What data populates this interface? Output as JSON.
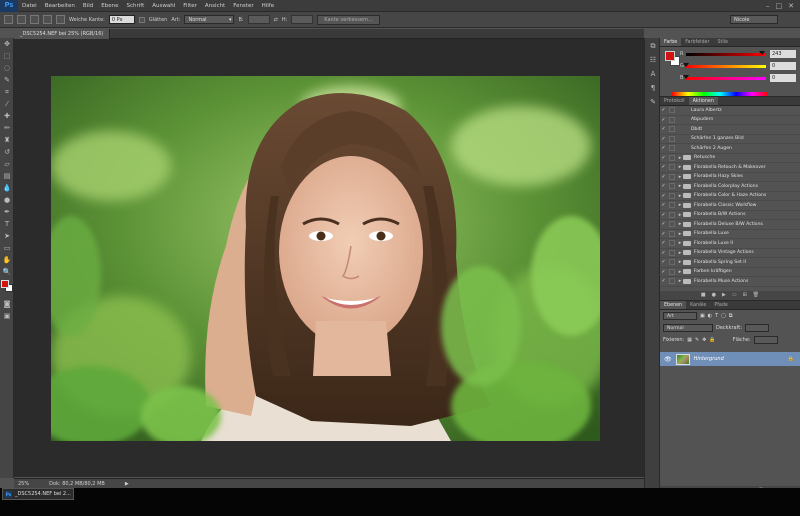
{
  "app": {
    "logo": "Ps"
  },
  "menubar": {
    "items": [
      "Datei",
      "Bearbeiten",
      "Bild",
      "Ebene",
      "Schrift",
      "Auswahl",
      "Filter",
      "Ansicht",
      "Fenster",
      "Hilfe"
    ],
    "window_controls": [
      "–",
      "□",
      "✕"
    ]
  },
  "options": {
    "soft_edge_label": "Weiche Kante:",
    "soft_edge_value": "0 Px",
    "smooth_label": "Glätten",
    "style_label": "Art:",
    "style_value": "Normal",
    "width_label": "B:",
    "height_label": "H:",
    "refine_button": "Kante verbessern...",
    "workspace": "Nicole"
  },
  "document": {
    "tab_title": "_DSC5254.NEF bei 25% (RGB/16)",
    "zoom": "25%",
    "doc_info": "Dok: 80,2 MB/80,2 MB"
  },
  "taskbar": {
    "item": "_DSC5254.NEF bei 2..."
  },
  "color_panel": {
    "tabs": [
      "Farbe",
      "Farbfelder",
      "Stile"
    ],
    "active_tab": "Farbe",
    "channels": [
      {
        "label": "R",
        "value": "243",
        "fraction": 0.95
      },
      {
        "label": "G",
        "value": "0",
        "fraction": 0.0
      },
      {
        "label": "B",
        "value": "0",
        "fraction": 0.0
      }
    ],
    "foreground_color": "#d01414",
    "background_color": "#ffffff"
  },
  "actions_panel": {
    "tabs": [
      "Protokoll",
      "Aktionen"
    ],
    "active_tab": "Aktionen",
    "items": [
      {
        "label": "Laura Albertz",
        "type": "child"
      },
      {
        "label": "Abpudern",
        "type": "child"
      },
      {
        "label": "Dbdt",
        "type": "child"
      },
      {
        "label": "Schärfen 1 ganzes Bild",
        "type": "child"
      },
      {
        "label": "Schärfen 2 Augen",
        "type": "child"
      },
      {
        "label": "Retusche",
        "type": "set"
      },
      {
        "label": "Florabella Retouch & Makeover",
        "type": "set"
      },
      {
        "label": "Florabella Hazy Skies",
        "type": "set"
      },
      {
        "label": "Florabella Colorplay Actions",
        "type": "set"
      },
      {
        "label": "Florabella Color & Haze Actions",
        "type": "set"
      },
      {
        "label": "Florabella Classic Workflow",
        "type": "set"
      },
      {
        "label": "Florabella B/W Actions",
        "type": "set"
      },
      {
        "label": "Florabella Deluxe B/W Actions",
        "type": "set"
      },
      {
        "label": "Florabella Luxe",
        "type": "set"
      },
      {
        "label": "Florabella Luxe II",
        "type": "set"
      },
      {
        "label": "Florabella Vintage Actions",
        "type": "set"
      },
      {
        "label": "Florabella Spring Set II",
        "type": "set"
      },
      {
        "label": "Farben kräftigen",
        "type": "set"
      },
      {
        "label": "Florabella Muse Actions",
        "type": "set"
      }
    ]
  },
  "layers_panel": {
    "tabs": [
      "Ebenen",
      "Kanäle",
      "Pfade"
    ],
    "active_tab": "Ebenen",
    "kind_label": "Art",
    "blend_mode": "Normal",
    "opacity_label": "Deckkraft:",
    "fix_label": "Fixieren:",
    "fill_label": "Fläche:",
    "layer_name": "Hintergrund"
  }
}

#### Brief:
Leave the images out, please, and restate each line word for word.

#### Answer to the task:
What data populates this interface? Output as JSON.
{
  "app": {
    "logo": "Ps"
  },
  "menubar": {
    "items": [
      "Datei",
      "Bearbeiten",
      "Bild",
      "Ebene",
      "Schrift",
      "Auswahl",
      "Filter",
      "Ansicht",
      "Fenster",
      "Hilfe"
    ],
    "window_controls": [
      "–",
      "□",
      "✕"
    ]
  },
  "options": {
    "soft_edge_label": "Weiche Kante:",
    "soft_edge_value": "0 Px",
    "smooth_label": "Glätten",
    "style_label": "Art:",
    "style_value": "Normal",
    "width_label": "B:",
    "height_label": "H:",
    "refine_button": "Kante verbessern...",
    "workspace": "Nicole"
  },
  "document": {
    "tab_title": "_DSC5254.NEF bei 25% (RGB/16)",
    "zoom": "25%",
    "doc_info": "Dok: 80,2 MB/80,2 MB"
  },
  "taskbar": {
    "item": "_DSC5254.NEF bei 2..."
  },
  "color_panel": {
    "tabs": [
      "Farbe",
      "Farbfelder",
      "Stile"
    ],
    "active_tab": "Farbe",
    "channels": [
      {
        "label": "R",
        "value": "243",
        "fraction": 0.95
      },
      {
        "label": "G",
        "value": "0",
        "fraction": 0.0
      },
      {
        "label": "B",
        "value": "0",
        "fraction": 0.0
      }
    ],
    "foreground_color": "#d01414",
    "background_color": "#ffffff"
  },
  "actions_panel": {
    "tabs": [
      "Protokoll",
      "Aktionen"
    ],
    "active_tab": "Aktionen",
    "items": [
      {
        "label": "Laura Albertz",
        "type": "child"
      },
      {
        "label": "Abpudern",
        "type": "child"
      },
      {
        "label": "Dbdt",
        "type": "child"
      },
      {
        "label": "Schärfen 1 ganzes Bild",
        "type": "child"
      },
      {
        "label": "Schärfen 2 Augen",
        "type": "child"
      },
      {
        "label": "Retusche",
        "type": "set"
      },
      {
        "label": "Florabella Retouch & Makeover",
        "type": "set"
      },
      {
        "label": "Florabella Hazy Skies",
        "type": "set"
      },
      {
        "label": "Florabella Colorplay Actions",
        "type": "set"
      },
      {
        "label": "Florabella Color & Haze Actions",
        "type": "set"
      },
      {
        "label": "Florabella Classic Workflow",
        "type": "set"
      },
      {
        "label": "Florabella B/W Actions",
        "type": "set"
      },
      {
        "label": "Florabella Deluxe B/W Actions",
        "type": "set"
      },
      {
        "label": "Florabella Luxe",
        "type": "set"
      },
      {
        "label": "Florabella Luxe II",
        "type": "set"
      },
      {
        "label": "Florabella Vintage Actions",
        "type": "set"
      },
      {
        "label": "Florabella Spring Set II",
        "type": "set"
      },
      {
        "label": "Farben kräftigen",
        "type": "set"
      },
      {
        "label": "Florabella Muse Actions",
        "type": "set"
      }
    ]
  },
  "layers_panel": {
    "tabs": [
      "Ebenen",
      "Kanäle",
      "Pfade"
    ],
    "active_tab": "Ebenen",
    "kind_label": "Art",
    "blend_mode": "Normal",
    "opacity_label": "Deckkraft:",
    "fix_label": "Fixieren:",
    "fill_label": "Fläche:",
    "layer_name": "Hintergrund"
  }
}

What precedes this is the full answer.